━━━━━ GECITEERDE PASSAGE ━━━━━

Anne Frank, rolmodel voor pubers?

Het beeld bibbert nostalgisch. We kijken in het Louis Hartloopercomplex in Utrecht naar de eerste verfilming van het dagboek van Anne Frank, gemaakt door George Stevens in 1959. De film wordt getoond in het kader van een lezingenreeks, Wisselend Perspectief: Zestig jaar denken over de Tweede Wereldoorlog, georganiseerd door het NIOD en het Utrechts debatcentrum Tumult, waarin de verschillende betekenissen van de Tweede Wereldoorlog worden verkend. Deze avond gaat het om de betekenis van Anne Frank.

 

Onderzoeker van het NIOD David Barnouw zal na afloop iets vertellen over de ontwikkeling in de tijd van het fenomeen Anne Frank. Hans Westra, directeur van de in 1959 opgerichte Anne Frank Stichting, zal hierop reageren. Voor een volledig verslag van de avond verwijs ik naar het archief van www.tumultdebat.nl. Ik zal hier alleen de film bespreken en enkele gedachten over de betekenis van Anne Frank formuleren.

━━━━━ RECORDFRAGMENTEN ━━━━━

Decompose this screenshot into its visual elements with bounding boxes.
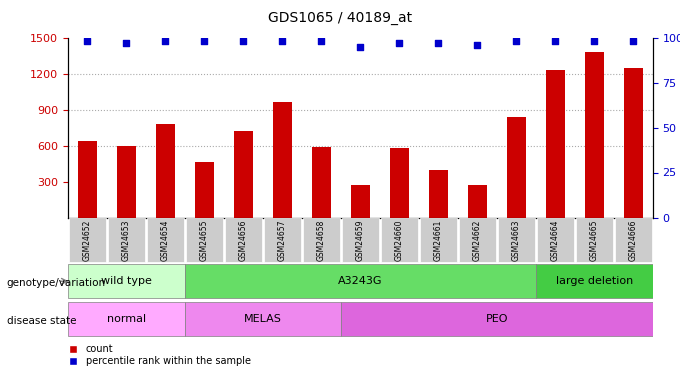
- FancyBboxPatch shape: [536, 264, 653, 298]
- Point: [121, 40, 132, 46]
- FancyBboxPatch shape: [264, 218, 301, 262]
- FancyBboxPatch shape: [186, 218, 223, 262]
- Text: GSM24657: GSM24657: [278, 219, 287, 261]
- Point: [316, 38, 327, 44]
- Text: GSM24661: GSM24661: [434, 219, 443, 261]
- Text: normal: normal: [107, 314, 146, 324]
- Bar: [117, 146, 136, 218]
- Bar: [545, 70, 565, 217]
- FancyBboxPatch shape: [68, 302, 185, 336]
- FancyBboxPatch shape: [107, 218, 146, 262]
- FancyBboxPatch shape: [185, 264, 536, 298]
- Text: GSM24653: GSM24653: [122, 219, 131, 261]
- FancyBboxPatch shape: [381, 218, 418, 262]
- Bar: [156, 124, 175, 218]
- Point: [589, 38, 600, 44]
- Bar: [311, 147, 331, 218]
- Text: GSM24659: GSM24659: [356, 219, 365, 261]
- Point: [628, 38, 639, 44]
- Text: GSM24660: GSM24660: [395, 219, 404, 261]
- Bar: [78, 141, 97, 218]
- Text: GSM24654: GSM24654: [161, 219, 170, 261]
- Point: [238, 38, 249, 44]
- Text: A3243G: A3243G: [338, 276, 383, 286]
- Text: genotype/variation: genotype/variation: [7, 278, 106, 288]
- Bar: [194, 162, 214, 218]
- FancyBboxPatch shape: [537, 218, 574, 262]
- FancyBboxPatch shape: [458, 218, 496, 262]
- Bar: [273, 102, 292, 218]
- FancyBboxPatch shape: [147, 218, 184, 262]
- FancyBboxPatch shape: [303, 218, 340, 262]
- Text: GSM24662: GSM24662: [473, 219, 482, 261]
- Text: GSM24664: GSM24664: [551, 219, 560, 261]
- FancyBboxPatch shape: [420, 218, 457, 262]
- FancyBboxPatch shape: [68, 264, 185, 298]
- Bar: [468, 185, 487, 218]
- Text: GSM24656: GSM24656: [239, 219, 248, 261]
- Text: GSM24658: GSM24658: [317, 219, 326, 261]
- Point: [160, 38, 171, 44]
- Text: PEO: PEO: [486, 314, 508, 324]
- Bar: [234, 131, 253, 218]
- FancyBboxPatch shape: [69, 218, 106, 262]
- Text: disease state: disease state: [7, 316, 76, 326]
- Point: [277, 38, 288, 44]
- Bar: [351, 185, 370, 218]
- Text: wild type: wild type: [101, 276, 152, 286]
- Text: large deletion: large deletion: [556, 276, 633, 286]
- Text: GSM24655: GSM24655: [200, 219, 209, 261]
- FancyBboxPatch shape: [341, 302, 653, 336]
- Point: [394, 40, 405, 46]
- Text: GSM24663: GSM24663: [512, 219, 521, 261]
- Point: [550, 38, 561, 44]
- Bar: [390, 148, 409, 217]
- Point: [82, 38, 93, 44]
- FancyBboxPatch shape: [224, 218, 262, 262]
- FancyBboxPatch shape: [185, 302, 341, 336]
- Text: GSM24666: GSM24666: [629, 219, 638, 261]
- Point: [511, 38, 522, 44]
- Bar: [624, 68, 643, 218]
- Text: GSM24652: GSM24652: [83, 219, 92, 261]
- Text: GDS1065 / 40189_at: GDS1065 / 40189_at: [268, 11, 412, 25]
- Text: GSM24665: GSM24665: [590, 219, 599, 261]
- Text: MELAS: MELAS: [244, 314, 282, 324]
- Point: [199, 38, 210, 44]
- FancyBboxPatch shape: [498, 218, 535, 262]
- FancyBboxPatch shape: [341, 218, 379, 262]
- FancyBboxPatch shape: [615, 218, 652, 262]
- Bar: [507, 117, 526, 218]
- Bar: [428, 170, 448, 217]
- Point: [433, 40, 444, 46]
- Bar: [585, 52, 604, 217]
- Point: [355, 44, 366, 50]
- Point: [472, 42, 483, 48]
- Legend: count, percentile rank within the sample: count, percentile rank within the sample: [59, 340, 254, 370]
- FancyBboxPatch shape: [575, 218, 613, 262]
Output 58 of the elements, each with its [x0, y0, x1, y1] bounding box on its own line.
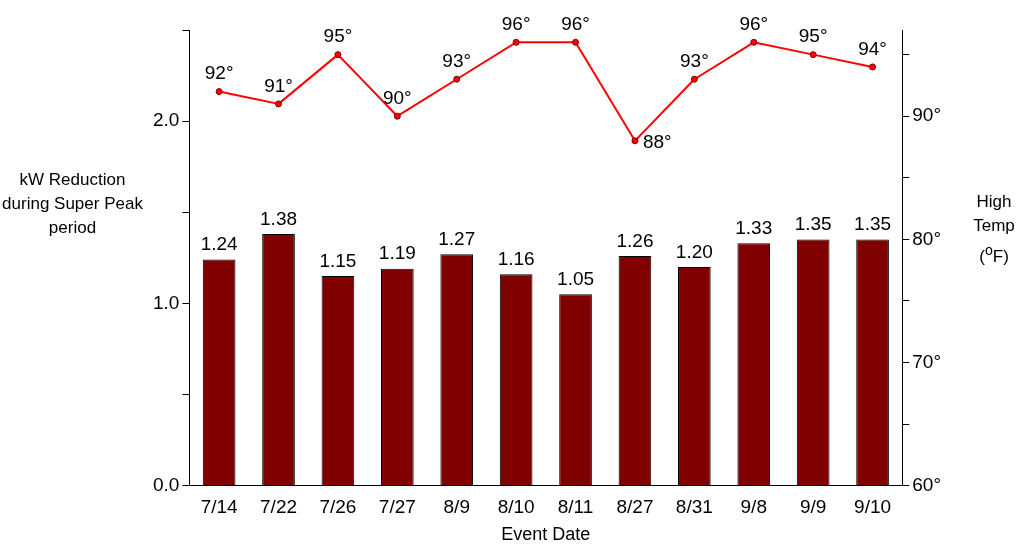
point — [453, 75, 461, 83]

━━━━━

- **DOEL 1**:
Leg in één tot drie zinnen uit waarom de film volgens het stuk over Anne Frank in het Louis Hartloopercomplex wordt vertoond.
- **DOEL 2**:
Beoordeel of de volgende uitspraken overeenkomen met het stuk over Anne Frank. Antwoord per uitspraak met ja of nee en citeer de beslissende woorden letterlijk.
(a) De film werd in 1959 door George Stevens gemaakt.
(b) Hans Westra is onderzoeker van het NIOD.
(c) De auteur geeft in dit stuk een volledig verslag van de avond.
- **DOEL 3**:
Schrijf het stuk over Anne Frank verder, te beginnen na de laatste zin.
De records zijn voor deze opdrachten niet nodig.

- **ANTWOORD 1**:
De film wordt getoond in het kader van de lezingenreeks Wisselend Perspectief: Zestig jaar denken over de Tweede Wereldoorlog. Die reeks is georganiseerd door het NIOD en het Utrechtse debatcentrum Tumult en verkent de verschillende betekenissen van de Tweede Wereldoorlog. Op deze avond gaat het om de betekenis van Anne Frank.

- **ANTWOORD 2**:
(a) Ja: "gemaakt door George Stevens in 1959".
(b) Nee: "Hans Westra, directeur van de in 1959 opgerichte Anne Frank Stichting".
(c) Nee: "Voor een volledig verslag van de avond verwijs ik naar het archief van www.tumultdebat.nl."

- **ANTWOORD 3**:
 

Onderduiken in de film

De joodse Anne Frank, gespeeld door het negentienjarig fotomodel Millie Perkins, brengt samen met haar ouders en zus Margot en de familie Daan met hun zoon Peter en kat Mouschi, bijna tweeënhalfjaar van de oorlog door op een verdieping boven het kantoor van vader Frank aan de Prinsengracht in Amsterdam. Volgens het dagboek doen zij hun intrek op 6 juli 1942. Op 17 november van dat jaar voegt de achtste onderduiker, de alleenstaande tandarts Dussel, zich bij het gezelschap. Hij krijgt een plek bij Anne.

 

De kijker maakt kennis met de rommelige en onwennige intrek van de twee families in de vroege ochtend. Ze trekken hun dubbele lagen kleding uit, verkennen de vertrekken en installeren zich. Daarna volgt de absurde overgang naar de stilte, als het kantoor opent en ze minstens acht uur geen geluiden mogen laten horen, geen kranen laten lopen en niet doortrekken. Vervolgens zien we hoe Anne in haar dagboek schrijft, les krijgt en langzaam bevriend raakt met Peter, die ze in eerste instantie niet zo aardig lijkt te vinden. Anne wordt ziek en krijgt een nachtmerrie waarbij ze het hele huis bij elkaar schreeuwt. Je houdt je hart vast dat ze nu ontdekt zullen worden. Maar de scène lijkt vooral te willen benadrukken hoe Anne haar moeder afwijst en door vader Frank getroost wil worden.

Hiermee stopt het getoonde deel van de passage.